EXERCISE AIM: Extract every line of the listing that contains the word "arrow", matching case exactly.

ROWS:
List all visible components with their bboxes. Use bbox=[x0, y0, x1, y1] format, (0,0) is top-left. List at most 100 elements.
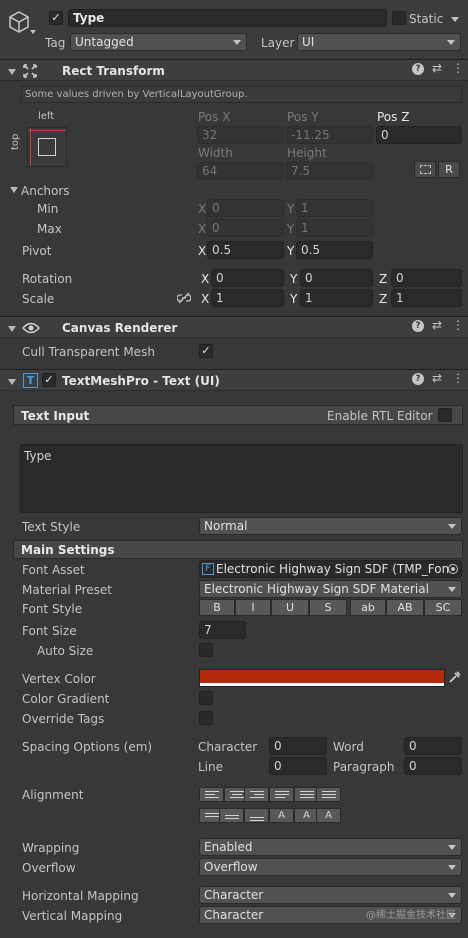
align-right-button[interactable] bbox=[244, 787, 269, 802]
auto-size-checkbox[interactable] bbox=[199, 643, 213, 657]
align-middle-button[interactable] bbox=[219, 808, 244, 823]
enable-rtl-label: Enable RTL Editor bbox=[327, 409, 433, 423]
vertex-color-swatch[interactable] bbox=[199, 669, 445, 687]
overflow-dropdown[interactable]: Overflow bbox=[199, 858, 462, 876]
rect-transform-header[interactable]: Rect Transform ? ⇄ ⋮ bbox=[0, 59, 468, 81]
wrapping-dropdown[interactable]: Enabled bbox=[199, 838, 462, 856]
align-bottom-button[interactable] bbox=[244, 808, 269, 823]
anchor-preset-button[interactable] bbox=[27, 127, 67, 167]
align-capline-button[interactable]: A bbox=[316, 808, 341, 823]
foldout-arrow-icon[interactable] bbox=[8, 69, 16, 75]
foldout-arrow-icon[interactable] bbox=[8, 326, 16, 332]
font-style-italic-button[interactable]: I bbox=[235, 599, 271, 616]
more-icon[interactable]: ⋮ bbox=[452, 371, 464, 385]
constrain-proportions-icon[interactable] bbox=[177, 292, 191, 304]
font-style-lowercase-button[interactable]: ab bbox=[350, 599, 386, 616]
override-tags-checkbox[interactable] bbox=[199, 711, 213, 725]
tag-value: Untagged bbox=[75, 35, 134, 49]
help-icon[interactable]: ? bbox=[412, 373, 424, 385]
foldout-arrow-icon[interactable] bbox=[8, 379, 16, 385]
align-justified-button[interactable] bbox=[269, 787, 294, 802]
font-asset-field[interactable]: F Electronic Highway Sign SDF (TMP_Font bbox=[199, 560, 462, 578]
textmeshpro-enabled-checkbox[interactable]: ✓ bbox=[42, 373, 56, 387]
max-y-field: 1 bbox=[296, 219, 373, 237]
font-style-smallcaps-button[interactable]: SC bbox=[424, 599, 462, 616]
width-field: 64 bbox=[197, 162, 284, 180]
blueprint-icon bbox=[420, 165, 431, 174]
static-checkbox[interactable] bbox=[392, 11, 406, 25]
anchor-preset-box-icon bbox=[38, 138, 56, 156]
pivot-x-field[interactable]: 0.5 bbox=[207, 241, 284, 259]
enable-rtl-checkbox[interactable] bbox=[438, 408, 452, 422]
line-spacing-field[interactable]: 0 bbox=[269, 757, 327, 775]
pivot-y-field[interactable]: 0.5 bbox=[296, 241, 373, 259]
align-left-button[interactable] bbox=[199, 787, 224, 802]
horizontal-mapping-label: Horizontal Mapping bbox=[22, 889, 139, 903]
presets-icon[interactable]: ⇄ bbox=[432, 318, 442, 332]
pos-z-field[interactable]: 0 bbox=[376, 126, 462, 144]
spacing-options-label: Spacing Options (em) bbox=[22, 740, 153, 754]
font-size-field[interactable]: 7 bbox=[199, 621, 246, 639]
static-dropdown-arrow-icon[interactable] bbox=[451, 17, 459, 22]
cull-transparent-mesh-checkbox[interactable]: ✓ bbox=[199, 344, 213, 358]
active-checkbox[interactable]: ✓ bbox=[49, 11, 63, 25]
layer-dropdown[interactable]: UI bbox=[297, 33, 461, 51]
more-icon[interactable]: ⋮ bbox=[452, 318, 464, 332]
component-header-icons: ? ⇄ ⋮ bbox=[412, 371, 464, 389]
scale-z-field[interactable]: 1 bbox=[391, 289, 462, 307]
chevron-down-icon bbox=[447, 40, 455, 45]
align-baseline-button[interactable]: A bbox=[269, 808, 294, 823]
rot-y-field[interactable]: 0 bbox=[300, 269, 373, 287]
raw-edit-button[interactable]: R bbox=[438, 161, 460, 178]
eye-icon bbox=[22, 322, 40, 334]
canvas-renderer-title: Canvas Renderer bbox=[62, 321, 178, 335]
eyedropper-icon[interactable] bbox=[448, 670, 462, 684]
word-spacing-field[interactable]: 0 bbox=[404, 737, 462, 755]
blueprint-mode-button[interactable] bbox=[414, 161, 436, 178]
min-x-axis-label: X bbox=[198, 202, 207, 216]
material-preset-dropdown[interactable]: Electronic Highway Sign SDF Material bbox=[199, 580, 462, 598]
chevron-down-icon bbox=[448, 865, 456, 870]
text-style-value: Normal bbox=[204, 519, 248, 533]
presets-icon[interactable]: ⇄ bbox=[432, 371, 442, 385]
character-spacing-label: Character bbox=[198, 740, 258, 754]
align-geometry-center-button[interactable] bbox=[316, 787, 341, 802]
component-header-icons: ? ⇄ ⋮ bbox=[412, 61, 464, 79]
rot-x-field[interactable]: 0 bbox=[211, 269, 284, 287]
color-gradient-checkbox[interactable] bbox=[199, 691, 213, 705]
icon-dropdown-arrow-icon[interactable] bbox=[30, 30, 36, 34]
rot-z-field[interactable]: 0 bbox=[391, 269, 462, 287]
min-x-field: 0 bbox=[207, 199, 284, 217]
presets-icon[interactable]: ⇄ bbox=[432, 61, 442, 75]
object-name-field[interactable]: Type bbox=[68, 9, 387, 27]
paragraph-spacing-field[interactable]: 0 bbox=[404, 757, 462, 775]
canvas-renderer-header[interactable]: Canvas Renderer ? ⇄ ⋮ bbox=[0, 316, 468, 338]
rot-x-axis-label: X bbox=[201, 272, 210, 286]
text-style-dropdown[interactable]: Normal bbox=[199, 517, 462, 535]
more-icon[interactable]: ⋮ bbox=[452, 61, 464, 75]
horizontal-mapping-dropdown[interactable]: Character bbox=[199, 886, 462, 904]
anchors-foldout-icon[interactable] bbox=[10, 187, 18, 193]
scale-x-field[interactable]: 1 bbox=[211, 289, 284, 307]
font-style-uppercase-button[interactable]: AB bbox=[386, 599, 424, 616]
chevron-down-icon bbox=[448, 524, 456, 529]
wrapping-label: Wrapping bbox=[22, 841, 80, 855]
character-spacing-field[interactable]: 0 bbox=[269, 737, 327, 755]
rot-z-axis-label: Z bbox=[379, 272, 388, 286]
pos-x-label: Pos X bbox=[198, 110, 231, 124]
scale-y-field[interactable]: 1 bbox=[300, 289, 373, 307]
cull-transparent-mesh-label: Cull Transparent Mesh bbox=[22, 345, 155, 359]
main-settings-section-header: Main Settings bbox=[13, 540, 463, 559]
help-icon[interactable]: ? bbox=[412, 320, 424, 332]
font-style-underline-button[interactable]: U bbox=[271, 599, 309, 616]
object-picker-icon[interactable] bbox=[448, 564, 458, 574]
text-input-area[interactable]: Type bbox=[20, 444, 463, 513]
vertex-color-label: Vertex Color bbox=[22, 672, 96, 686]
help-icon[interactable]: ? bbox=[412, 63, 424, 75]
textmeshpro-header[interactable]: T ✓ TextMeshPro - Text (UI) ? ⇄ ⋮ bbox=[0, 369, 468, 391]
font-style-bold-button[interactable]: B bbox=[199, 599, 235, 616]
font-style-strikethrough-button[interactable]: S bbox=[309, 599, 347, 616]
chevron-down-icon bbox=[233, 40, 241, 45]
tag-dropdown[interactable]: Untagged bbox=[70, 33, 247, 51]
max-x-axis-label: X bbox=[198, 222, 207, 236]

REPLY TO THE TASK:
foldout-arrow-icon[interactable] bbox=[8, 69, 16, 75]
foldout-arrow-icon[interactable] bbox=[8, 326, 16, 332]
foldout-arrow-icon[interactable] bbox=[8, 379, 16, 385]
static-dropdown-arrow-icon[interactable] bbox=[451, 17, 459, 22]
icon-dropdown-arrow-icon[interactable] bbox=[30, 30, 36, 34]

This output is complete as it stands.